▶ **Requirements**: In the listing below, find every line containing "this" and copy it out.

▶ **Extracted records**:
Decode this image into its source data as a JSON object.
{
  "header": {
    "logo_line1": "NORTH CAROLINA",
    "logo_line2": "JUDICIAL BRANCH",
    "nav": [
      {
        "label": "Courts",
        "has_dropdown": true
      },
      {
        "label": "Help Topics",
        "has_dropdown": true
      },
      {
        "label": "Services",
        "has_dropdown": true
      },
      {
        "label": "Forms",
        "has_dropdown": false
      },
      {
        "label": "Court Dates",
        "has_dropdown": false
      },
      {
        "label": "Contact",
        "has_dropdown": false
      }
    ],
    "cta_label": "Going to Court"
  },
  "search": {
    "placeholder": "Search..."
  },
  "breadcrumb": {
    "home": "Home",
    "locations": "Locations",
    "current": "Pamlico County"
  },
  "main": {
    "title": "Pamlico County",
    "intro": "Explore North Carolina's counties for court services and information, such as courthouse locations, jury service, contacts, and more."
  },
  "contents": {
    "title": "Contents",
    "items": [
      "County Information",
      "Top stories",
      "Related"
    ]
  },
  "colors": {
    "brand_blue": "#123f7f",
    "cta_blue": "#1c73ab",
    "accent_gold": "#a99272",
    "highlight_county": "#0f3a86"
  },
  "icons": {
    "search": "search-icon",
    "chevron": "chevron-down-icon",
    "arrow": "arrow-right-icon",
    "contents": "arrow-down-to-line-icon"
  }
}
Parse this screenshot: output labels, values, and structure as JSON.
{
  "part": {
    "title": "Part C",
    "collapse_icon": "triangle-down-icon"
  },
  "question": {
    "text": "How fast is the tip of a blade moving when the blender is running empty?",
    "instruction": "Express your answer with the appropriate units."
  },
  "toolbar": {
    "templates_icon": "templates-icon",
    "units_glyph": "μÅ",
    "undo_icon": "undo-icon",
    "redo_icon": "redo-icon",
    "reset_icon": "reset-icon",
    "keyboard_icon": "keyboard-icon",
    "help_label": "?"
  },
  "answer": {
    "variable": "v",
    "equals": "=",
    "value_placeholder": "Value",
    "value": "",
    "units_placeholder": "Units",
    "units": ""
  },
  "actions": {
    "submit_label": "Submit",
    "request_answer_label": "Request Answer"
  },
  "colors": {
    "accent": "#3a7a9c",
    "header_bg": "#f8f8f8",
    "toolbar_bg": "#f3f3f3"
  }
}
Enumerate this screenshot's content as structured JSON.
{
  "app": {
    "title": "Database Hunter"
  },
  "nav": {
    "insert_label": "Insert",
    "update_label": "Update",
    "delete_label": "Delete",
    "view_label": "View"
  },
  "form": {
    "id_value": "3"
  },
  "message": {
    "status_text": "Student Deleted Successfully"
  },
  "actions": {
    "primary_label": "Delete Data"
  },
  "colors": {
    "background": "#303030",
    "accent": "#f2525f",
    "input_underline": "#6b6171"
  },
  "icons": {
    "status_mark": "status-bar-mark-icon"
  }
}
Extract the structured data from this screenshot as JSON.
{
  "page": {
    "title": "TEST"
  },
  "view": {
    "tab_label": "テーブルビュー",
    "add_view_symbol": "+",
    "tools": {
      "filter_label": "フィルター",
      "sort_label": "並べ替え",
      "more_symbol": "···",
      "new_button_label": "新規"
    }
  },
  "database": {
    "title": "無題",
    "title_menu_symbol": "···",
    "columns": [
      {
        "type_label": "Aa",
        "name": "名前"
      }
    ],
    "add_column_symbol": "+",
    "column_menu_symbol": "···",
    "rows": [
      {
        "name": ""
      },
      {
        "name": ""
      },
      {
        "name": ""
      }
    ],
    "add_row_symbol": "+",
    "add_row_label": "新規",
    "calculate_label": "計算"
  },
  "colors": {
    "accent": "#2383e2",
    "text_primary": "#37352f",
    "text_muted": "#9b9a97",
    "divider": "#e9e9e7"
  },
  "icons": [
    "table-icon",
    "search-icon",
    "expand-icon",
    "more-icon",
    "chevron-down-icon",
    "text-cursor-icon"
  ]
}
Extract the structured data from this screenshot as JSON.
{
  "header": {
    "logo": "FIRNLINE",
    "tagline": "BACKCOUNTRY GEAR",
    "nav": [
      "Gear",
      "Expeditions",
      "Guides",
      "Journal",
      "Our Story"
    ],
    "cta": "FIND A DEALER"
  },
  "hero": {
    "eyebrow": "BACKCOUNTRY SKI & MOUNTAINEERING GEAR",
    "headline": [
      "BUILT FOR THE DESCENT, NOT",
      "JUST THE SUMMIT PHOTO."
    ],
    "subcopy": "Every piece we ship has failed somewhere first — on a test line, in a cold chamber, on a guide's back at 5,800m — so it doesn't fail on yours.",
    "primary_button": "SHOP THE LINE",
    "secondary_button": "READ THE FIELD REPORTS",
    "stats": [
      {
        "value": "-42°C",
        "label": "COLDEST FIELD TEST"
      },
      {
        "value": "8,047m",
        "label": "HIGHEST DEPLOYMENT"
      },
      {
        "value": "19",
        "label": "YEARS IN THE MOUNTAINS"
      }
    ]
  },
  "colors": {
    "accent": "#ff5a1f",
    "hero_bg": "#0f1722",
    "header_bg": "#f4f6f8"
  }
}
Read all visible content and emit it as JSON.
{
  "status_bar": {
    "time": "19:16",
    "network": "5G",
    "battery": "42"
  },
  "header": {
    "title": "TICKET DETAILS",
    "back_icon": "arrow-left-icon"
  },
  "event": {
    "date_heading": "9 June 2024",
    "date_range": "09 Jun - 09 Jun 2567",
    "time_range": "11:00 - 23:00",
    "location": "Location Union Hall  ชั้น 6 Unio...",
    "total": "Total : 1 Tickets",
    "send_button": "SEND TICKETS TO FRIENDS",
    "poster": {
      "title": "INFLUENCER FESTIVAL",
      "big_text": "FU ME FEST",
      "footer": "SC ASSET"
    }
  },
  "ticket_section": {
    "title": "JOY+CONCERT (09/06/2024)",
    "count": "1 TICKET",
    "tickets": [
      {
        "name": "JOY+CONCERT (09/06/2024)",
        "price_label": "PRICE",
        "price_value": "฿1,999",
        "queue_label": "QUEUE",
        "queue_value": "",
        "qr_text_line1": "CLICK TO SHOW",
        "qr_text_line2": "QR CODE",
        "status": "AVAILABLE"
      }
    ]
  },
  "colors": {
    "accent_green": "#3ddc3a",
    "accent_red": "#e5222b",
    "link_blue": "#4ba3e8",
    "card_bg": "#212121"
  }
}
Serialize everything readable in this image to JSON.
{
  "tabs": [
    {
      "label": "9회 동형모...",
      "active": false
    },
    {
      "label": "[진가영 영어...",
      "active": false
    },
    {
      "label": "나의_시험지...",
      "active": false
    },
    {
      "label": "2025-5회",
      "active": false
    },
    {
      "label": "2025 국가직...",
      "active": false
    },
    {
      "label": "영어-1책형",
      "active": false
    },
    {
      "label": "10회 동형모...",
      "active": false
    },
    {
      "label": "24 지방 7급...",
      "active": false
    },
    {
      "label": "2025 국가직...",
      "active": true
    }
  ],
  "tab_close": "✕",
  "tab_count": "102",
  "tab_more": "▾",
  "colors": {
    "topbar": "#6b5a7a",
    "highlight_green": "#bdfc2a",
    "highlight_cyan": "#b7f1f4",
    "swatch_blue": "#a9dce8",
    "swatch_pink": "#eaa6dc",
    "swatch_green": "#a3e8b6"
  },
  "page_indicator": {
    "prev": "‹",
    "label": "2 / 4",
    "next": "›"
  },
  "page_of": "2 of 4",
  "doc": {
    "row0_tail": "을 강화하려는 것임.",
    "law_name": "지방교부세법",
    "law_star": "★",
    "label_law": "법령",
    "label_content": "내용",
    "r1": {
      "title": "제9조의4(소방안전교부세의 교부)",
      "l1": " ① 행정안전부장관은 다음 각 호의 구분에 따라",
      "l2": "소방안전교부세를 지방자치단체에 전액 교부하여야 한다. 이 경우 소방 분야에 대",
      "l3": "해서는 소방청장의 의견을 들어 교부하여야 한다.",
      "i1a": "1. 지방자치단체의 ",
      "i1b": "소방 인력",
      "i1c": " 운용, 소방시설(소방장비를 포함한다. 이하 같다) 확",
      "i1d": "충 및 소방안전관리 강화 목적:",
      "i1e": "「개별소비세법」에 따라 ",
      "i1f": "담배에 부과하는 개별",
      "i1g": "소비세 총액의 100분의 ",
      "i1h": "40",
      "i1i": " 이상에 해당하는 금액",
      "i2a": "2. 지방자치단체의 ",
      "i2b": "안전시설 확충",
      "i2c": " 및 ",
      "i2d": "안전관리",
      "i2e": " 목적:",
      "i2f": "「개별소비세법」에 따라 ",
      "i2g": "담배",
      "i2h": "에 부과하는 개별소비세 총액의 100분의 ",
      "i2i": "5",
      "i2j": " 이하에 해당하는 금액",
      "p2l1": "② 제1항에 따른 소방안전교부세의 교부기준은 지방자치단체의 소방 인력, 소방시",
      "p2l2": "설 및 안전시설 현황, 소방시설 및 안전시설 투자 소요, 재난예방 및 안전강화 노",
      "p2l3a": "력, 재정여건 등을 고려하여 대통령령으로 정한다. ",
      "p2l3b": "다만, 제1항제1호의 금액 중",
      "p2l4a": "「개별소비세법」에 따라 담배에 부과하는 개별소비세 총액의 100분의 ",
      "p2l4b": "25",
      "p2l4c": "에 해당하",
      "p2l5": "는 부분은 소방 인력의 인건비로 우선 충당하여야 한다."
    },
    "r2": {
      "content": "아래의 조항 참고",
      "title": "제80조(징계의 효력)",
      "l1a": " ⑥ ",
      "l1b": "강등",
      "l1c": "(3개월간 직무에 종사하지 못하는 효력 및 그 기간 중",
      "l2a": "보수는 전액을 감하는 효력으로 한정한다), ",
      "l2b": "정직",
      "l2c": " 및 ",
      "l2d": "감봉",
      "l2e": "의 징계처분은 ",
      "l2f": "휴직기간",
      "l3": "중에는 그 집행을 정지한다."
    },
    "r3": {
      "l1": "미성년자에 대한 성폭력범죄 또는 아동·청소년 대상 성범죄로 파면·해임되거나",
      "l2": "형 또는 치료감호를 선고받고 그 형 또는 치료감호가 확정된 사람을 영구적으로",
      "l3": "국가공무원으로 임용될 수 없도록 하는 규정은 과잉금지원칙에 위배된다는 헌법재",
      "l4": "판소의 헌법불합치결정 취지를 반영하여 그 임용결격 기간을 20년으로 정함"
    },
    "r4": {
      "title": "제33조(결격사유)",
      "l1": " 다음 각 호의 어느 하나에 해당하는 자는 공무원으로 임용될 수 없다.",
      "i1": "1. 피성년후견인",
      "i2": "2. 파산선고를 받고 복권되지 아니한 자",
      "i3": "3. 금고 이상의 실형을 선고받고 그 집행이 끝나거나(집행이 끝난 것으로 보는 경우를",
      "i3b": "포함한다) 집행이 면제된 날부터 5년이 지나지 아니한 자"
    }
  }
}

▶ **Full answer**:
Decode this image into its source data as a JSON object.
Parse this screenshot: output labels, values, and structure as JSON.
Enumerate this screenshot's content as structured JSON.
Extract the structured data from this screenshot as JSON.
Extract the structured data from this screenshot as JSON.
Serialize everything readable in this image to JSON.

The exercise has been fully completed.